* _TASK DIRECTIONS_
From the records below, extract all the text exactly and leave the images behind.

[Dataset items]

▽

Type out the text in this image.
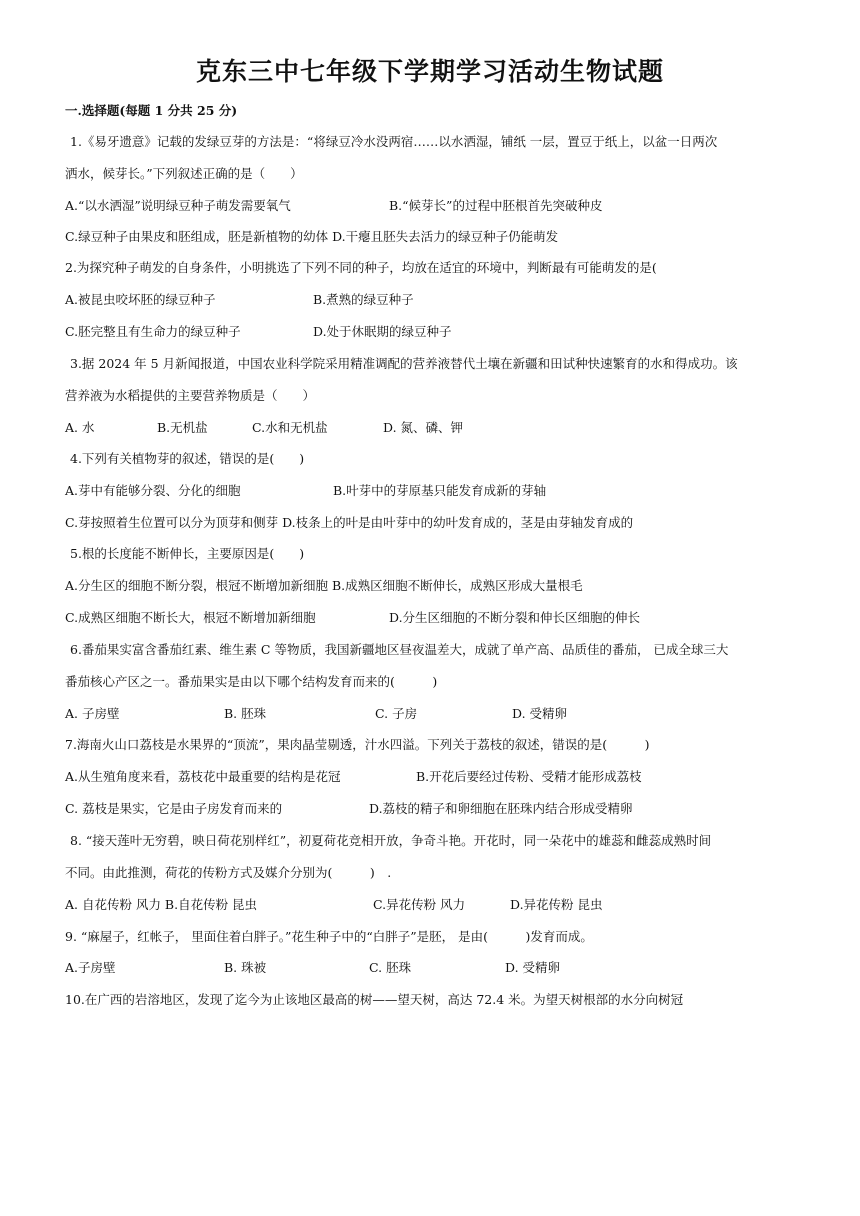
克东三中七年级下学期学习活动生物试题
一.选择题(每题 1 分共 25 分)
1.《易牙遗意》记载的发绿豆芽的方法是：“将绿豆冷水没两宿……以水洒湿，铺纸 一层，置豆于纸上，以盆一日两次
洒水，候芽长。”下列叙述正确的是（　　）
A.“以水洒湿”说明绿豆种子萌发需要氧气	B.“候芽长”的过程中胚根首先突破种皮
C.绿豆种子由果皮和胚组成，胚是新植物的幼体 D.干瘪且胚失去活力的绿豆种子仍能萌发
2.为探究种子萌发的自身条件，小明挑选了下列不同的种子，均放在适宜的环境中，判断最有可能萌发的是(
A.被昆虫咬坏胚的绿豆种子	B.煮熟的绿豆种子
C.胚完整且有生命力的绿豆种子	D.处于休眠期的绿豆种子
3.据 2024 年 5 月新闻报道，中国农业科学院采用精准调配的营养液替代土壤在新疆和田试种快速繁育的水和得成功。该
营养液为水稻提供的主要营养物质是（　　）
A. 水	B.无机盐	C.水和无机盐	D. 氮、磷、钾
4.下列有关植物芽的叙述，错误的是(　　)
A.芽中有能够分裂、分化的细胞	B.叶芽中的芽原基只能发育成新的芽轴
C.芽按照着生位置可以分为顶芽和侧芽 D.枝条上的叶是由叶芽中的幼叶发育成的，茎是由芽轴发育成的
5.根的长度能不断伸长，主要原因是(　　)
A.分生区的细胞不断分裂，根冠不断增加新细胞 B.成熟区细胞不断伸长，成熟区形成大量根毛
C.成熟区细胞不断长大，根冠不断增加新细胞	D.分生区细胞的不断分裂和伸长区细胞的伸长
6.番茄果实富含番茄红素、维生素 C 等物质，我国新疆地区昼夜温差大，成就了单产高、品质佳的番茄， 已成全球三大
番茄核心产区之一。番茄果实是由以下哪个结构发育而来的(　　　)
A. 子房壁	B. 胚珠	C. 子房	D. 受精卵
7.海南火山口荔枝是水果界的“顶流”，果肉晶莹剔透，汁水四溢。下列关于荔枝的叙述，错误的是(　　　)
A.从生殖角度来看，荔枝花中最重要的结构是花冠	B.开花后要经过传粉、受精才能形成荔枝
C. 荔枝是果实，它是由子房发育而来的	D.荔枝的精子和卵细胞在胚珠内结合形成受精卵
8. “接天莲叶无穷碧，映日荷花别样红”，初夏荷花竞相开放，争奇斗艳。开花时，同一朵花中的雄蕊和雌蕊成熟时间
不同。由此推测，荷花的传粉方式及媒介分别为(　　　)　.
A. 自花传粉 风力 B.自花传粉 昆虫	C.异花传粉 风力	D.异花传粉 昆虫
9. “麻屋子，红帐子， 里面住着白胖子。”花生种子中的“白胖子”是胚， 是由(　　　)发育而成。
A.子房壁	B. 珠被	C. 胚珠	D. 受精卵
10.在广西的岩溶地区，发现了迄今为止该地区最高的树——望天树，高达 72.4 米。为望天树根部的水分向树冠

△

* _SOLUTION_
Type out the text in this image.
克东三中七年级下学期学习活动生物试题
一.选择题(每题 1 分共 25 分)
1.《易牙遗意》记载的发绿豆芽的方法是：“将绿豆冷水没两宿……以水洒湿，铺纸 一层，置豆于纸上，以盆一日两次
洒水，候芽长。”下列叙述正确的是（　　）
A.“以水洒湿”说明绿豆种子萌发需要氧气	B.“候芽长”的过程中胚根首先突破种皮
C.绿豆种子由果皮和胚组成，胚是新植物的幼体 D.干瘪且胚失去活力的绿豆种子仍能萌发
2.为探究种子萌发的自身条件，小明挑选了下列不同的种子，均放在适宜的环境中，判断最有可能萌发的是(
A.被昆虫咬坏胚的绿豆种子	B.煮熟的绿豆种子
C.胚完整且有生命力的绿豆种子	D.处于休眠期的绿豆种子
3.据 2024 年 5 月新闻报道，中国农业科学院采用精准调配的营养液替代土壤在新疆和田试种快速繁育的水和得成功。该
营养液为水稻提供的主要营养物质是（　　）
A. 水	B.无机盐	C.水和无机盐	D. 氮、磷、钾
4.下列有关植物芽的叙述，错误的是(　　)
A.芽中有能够分裂、分化的细胞	B.叶芽中的芽原基只能发育成新的芽轴
C.芽按照着生位置可以分为顶芽和侧芽 D.枝条上的叶是由叶芽中的幼叶发育成的，茎是由芽轴发育成的
5.根的长度能不断伸长，主要原因是(　　)
A.分生区的细胞不断分裂，根冠不断增加新细胞 B.成熟区细胞不断伸长，成熟区形成大量根毛
C.成熟区细胞不断长大，根冠不断增加新细胞	D.分生区细胞的不断分裂和伸长区细胞的伸长
6.番茄果实富含番茄红素、维生素 C 等物质，我国新疆地区昼夜温差大，成就了单产高、品质佳的番茄， 已成全球三大
番茄核心产区之一。番茄果实是由以下哪个结构发育而来的(　　　)
A. 子房壁	B. 胚珠	C. 子房	D. 受精卵
7.海南火山口荔枝是水果界的“顶流”，果肉晶莹剔透，汁水四溢。下列关于荔枝的叙述，错误的是(　　　)
A.从生殖角度来看，荔枝花中最重要的结构是花冠	B.开花后要经过传粉、受精才能形成荔枝
C. 荔枝是果实，它是由子房发育而来的	D.荔枝的精子和卵细胞在胚珠内结合形成受精卵
8. “接天莲叶无穷碧，映日荷花别样红”，初夏荷花竞相开放，争奇斗艳。开花时，同一朵花中的雄蕊和雌蕊成熟时间
不同。由此推测，荷花的传粉方式及媒介分别为(　　　)　.
A. 自花传粉 风力 B.自花传粉 昆虫	C.异花传粉 风力	D.异花传粉 昆虫
9. “麻屋子，红帐子， 里面住着白胖子。”花生种子中的“白胖子”是胚， 是由(　　　)发育而成。
A.子房壁	B. 珠被	C. 胚珠	D. 受精卵
10.在广西的岩溶地区，发现了迄今为止该地区最高的树——望天树，高达 72.4 米。为望天树根部的水分向树冠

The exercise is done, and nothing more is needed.